> [Set exercise] Write the records out again, precisely as they stand.

::: Records shown

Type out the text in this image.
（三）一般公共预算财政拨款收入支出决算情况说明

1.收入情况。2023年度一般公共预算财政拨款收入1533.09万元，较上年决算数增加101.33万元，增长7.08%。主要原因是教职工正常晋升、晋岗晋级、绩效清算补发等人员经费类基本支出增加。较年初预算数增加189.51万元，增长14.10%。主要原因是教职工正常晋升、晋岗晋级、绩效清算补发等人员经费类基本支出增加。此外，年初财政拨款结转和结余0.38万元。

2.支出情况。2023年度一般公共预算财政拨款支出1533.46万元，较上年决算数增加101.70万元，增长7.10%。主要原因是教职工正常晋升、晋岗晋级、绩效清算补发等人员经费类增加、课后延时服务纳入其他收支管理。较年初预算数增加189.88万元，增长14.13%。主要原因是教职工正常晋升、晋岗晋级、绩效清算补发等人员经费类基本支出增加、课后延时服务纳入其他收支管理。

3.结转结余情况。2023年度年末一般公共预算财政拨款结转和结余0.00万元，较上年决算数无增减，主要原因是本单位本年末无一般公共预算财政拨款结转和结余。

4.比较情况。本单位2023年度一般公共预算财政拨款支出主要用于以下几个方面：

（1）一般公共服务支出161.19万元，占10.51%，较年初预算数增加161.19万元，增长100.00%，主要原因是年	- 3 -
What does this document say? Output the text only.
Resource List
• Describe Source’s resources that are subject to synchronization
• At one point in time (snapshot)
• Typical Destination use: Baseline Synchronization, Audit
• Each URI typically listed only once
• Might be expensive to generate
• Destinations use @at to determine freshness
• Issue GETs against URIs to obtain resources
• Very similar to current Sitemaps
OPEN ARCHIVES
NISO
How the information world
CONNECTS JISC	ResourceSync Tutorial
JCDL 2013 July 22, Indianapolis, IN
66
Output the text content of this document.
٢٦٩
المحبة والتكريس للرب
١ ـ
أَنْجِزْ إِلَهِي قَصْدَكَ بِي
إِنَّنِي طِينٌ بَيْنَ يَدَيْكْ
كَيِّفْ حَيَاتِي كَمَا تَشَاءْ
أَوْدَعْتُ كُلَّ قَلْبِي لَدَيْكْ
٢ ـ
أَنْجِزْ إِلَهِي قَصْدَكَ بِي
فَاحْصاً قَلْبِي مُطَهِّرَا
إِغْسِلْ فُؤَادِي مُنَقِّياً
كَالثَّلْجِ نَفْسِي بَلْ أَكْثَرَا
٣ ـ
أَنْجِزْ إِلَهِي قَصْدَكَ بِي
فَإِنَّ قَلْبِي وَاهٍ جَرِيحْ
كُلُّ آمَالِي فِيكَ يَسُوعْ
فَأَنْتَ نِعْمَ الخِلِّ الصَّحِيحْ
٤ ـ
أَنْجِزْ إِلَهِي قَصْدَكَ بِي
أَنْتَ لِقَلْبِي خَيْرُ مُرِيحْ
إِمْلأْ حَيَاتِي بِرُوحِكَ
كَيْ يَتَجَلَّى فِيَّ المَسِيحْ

::::::

> [Answer to the problem]
Type out the text in this image.
（三）一般公共预算财政拨款收入支出决算情况说明

1.收入情况。2023年度一般公共预算财政拨款收入1533.09万元，较上年决算数增加101.33万元，增长7.08%。主要原因是教职工正常晋升、晋岗晋级、绩效清算补发等人员经费类基本支出增加。较年初预算数增加189.51万元，增长14.10%。主要原因是教职工正常晋升、晋岗晋级、绩效清算补发等人员经费类基本支出增加。此外，年初财政拨款结转和结余0.38万元。

2.支出情况。2023年度一般公共预算财政拨款支出1533.46万元，较上年决算数增加101.70万元，增长7.10%。主要原因是教职工正常晋升、晋岗晋级、绩效清算补发等人员经费类增加、课后延时服务纳入其他收支管理。较年初预算数增加189.88万元，增长14.13%。主要原因是教职工正常晋升、晋岗晋级、绩效清算补发等人员经费类基本支出增加、课后延时服务纳入其他收支管理。

3.结转结余情况。2023年度年末一般公共预算财政拨款结转和结余0.00万元，较上年决算数无增减，主要原因是本单位本年末无一般公共预算财政拨款结转和结余。

4.比较情况。本单位2023年度一般公共预算财政拨款支出主要用于以下几个方面：

（1）一般公共服务支出161.19万元，占10.51%，较年初预算数增加161.19万元，增长100.00%，主要原因是年	- 3 -
What does this document say? Output the text only.
Resource List
• Describe Source’s resources that are subject to synchronization
• At one point in time (snapshot)
• Typical Destination use: Baseline Synchronization, Audit
• Each URI typically listed only once
• Might be expensive to generate
• Destinations use @at to determine freshness
• Issue GETs against URIs to obtain resources
• Very similar to current Sitemaps
OPEN ARCHIVES
NISO
How the information world
CONNECTS JISC	ResourceSync Tutorial
JCDL 2013 July 22, Indianapolis, IN
66
Output the text content of this document.
٢٦٩
المحبة والتكريس للرب
١ ـ
أَنْجِزْ إِلَهِي قَصْدَكَ بِي
إِنَّنِي طِينٌ بَيْنَ يَدَيْكْ
كَيِّفْ حَيَاتِي كَمَا تَشَاءْ
أَوْدَعْتُ كُلَّ قَلْبِي لَدَيْكْ
٢ ـ
أَنْجِزْ إِلَهِي قَصْدَكَ بِي
فَاحْصاً قَلْبِي مُطَهِّرَا
إِغْسِلْ فُؤَادِي مُنَقِّياً
كَالثَّلْجِ نَفْسِي بَلْ أَكْثَرَا
٣ ـ
أَنْجِزْ إِلَهِي قَصْدَكَ بِي
فَإِنَّ قَلْبِي وَاهٍ جَرِيحْ
كُلُّ آمَالِي فِيكَ يَسُوعْ
فَأَنْتَ نِعْمَ الخِلِّ الصَّحِيحْ
٤ ـ
أَنْجِزْ إِلَهِي قَصْدَكَ بِي
أَنْتَ لِقَلْبِي خَيْرُ مُرِيحْ
إِمْلأْ حَيَاتِي بِرُوحِكَ
كَيْ يَتَجَلَّى فِيَّ المَسِيحْ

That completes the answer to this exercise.